**Yazılı Yönerge:** İstanbul adaları metninin "Büyükada, Heybeli, Burgaz, Kınalı, Sedef…" ile "bir restoran bulunuyor." arasındaki kısmını, iki uç da dahil olmak üzere, "Eskibağ Restoranı" yerine "Eskibağ Lokantası" koyarak yeniden yaz.

**Verilen Metin:**
>>>
İstanbul’un iyi ki adaları var. Nefesi gibi, kaçamağı gibi. Uzaktan İstanbul’a bakma şansı veren, temiz havası, motorsuzluğuyla birkaç saatliğine keşmekeşten uzaklaştıran sıra sıra dizili, irili ufaklı Adalar.
Büyükada, Heybeli, Burgaz, Kınalı, Sedef…
Bostancı’dan, Kadıköy’den Beşiktaş’tan sabah saatlerinde vapuru yakalayıp, denizin üzerinde keyifli bir seyahat. Sonrasında egzoz kokulu olmayan sokaklardasınız. Adalar’ın da her biri kendi içinde ayrı ama, geneli size eski Türk filmleri hissi veren müstakil havalı evlerle bezeli sokaklar. Hayatın daha yavaş akma hissi… Bisikletli ve at arabalı turlar…
Büyükada şimdilerde en çok turist akınına uğrayan ve hala Prens Adaları arasında en popüler olanı. Ancak onun da kaçamak ve kuytu köşeleri var. Ada’nın arka taraflarında özellikle yazın yürüyerek gitmenin zor olabileceği birçok plaj var. Eskibağ Restoranı da bu plajlardan bir tanesinin üst kısmında yer alıyor. Alt tarafı plaj, üst kısımda ise muhteşem bir manzaranın içinde sevimli salaş bir restoran bulunuyor.
<<<
**Veri Bölümü:**
>>>
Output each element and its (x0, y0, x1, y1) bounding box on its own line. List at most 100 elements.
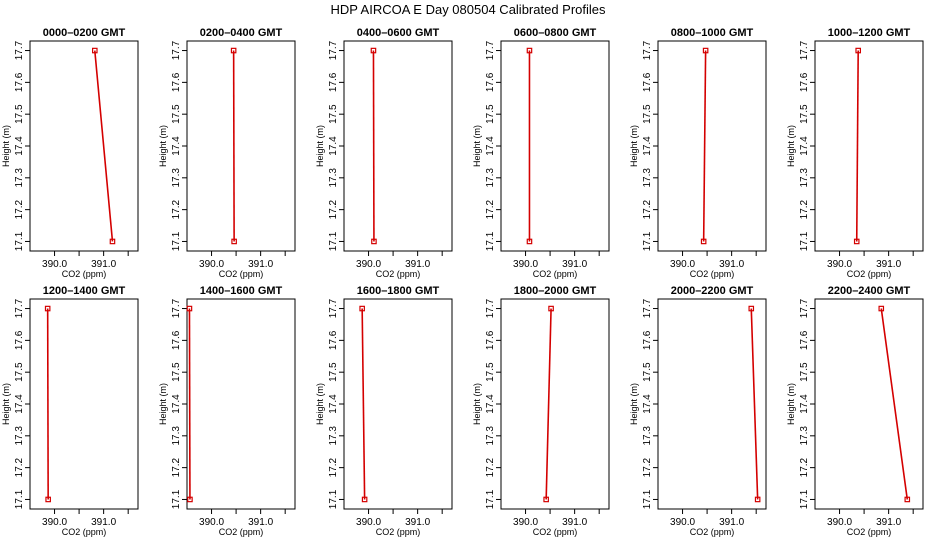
<<<
**Alıştırma Yanıtı:**
Büyükada, Heybeli, Burgaz, Kınalı, Sedef…
Bostancı’dan, Kadıköy’den Beşiktaş’tan sabah saatlerinde vapuru yakalayıp, denizin üzerinde keyifli bir seyahat. Sonrasında egzoz kokulu olmayan sokaklardasınız. Adalar’ın da her biri kendi içinde ayrı ama, geneli size eski Türk filmleri hissi veren müstakil havalı evlerle bezeli sokaklar. Hayatın daha yavaş akma hissi… Bisikletli ve at arabalı turlar…
Büyükada şimdilerde en çok turist akınına uğrayan ve hala Prens Adaları arasında en popüler olanı. Ancak onun da kaçamak ve kuytu köşeleri var. Ada’nın arka taraflarında özellikle yazın yürüyerek gitmenin zor olabileceği birçok plaj var. Eskibağ Lokantası da bu plajlardan bir tanesinin üst kısmında yer alıyor. Alt tarafı plaj, üst kısımda ise muhteşem bir manzaranın içinde sevimli salaş bir restoran bulunuyor.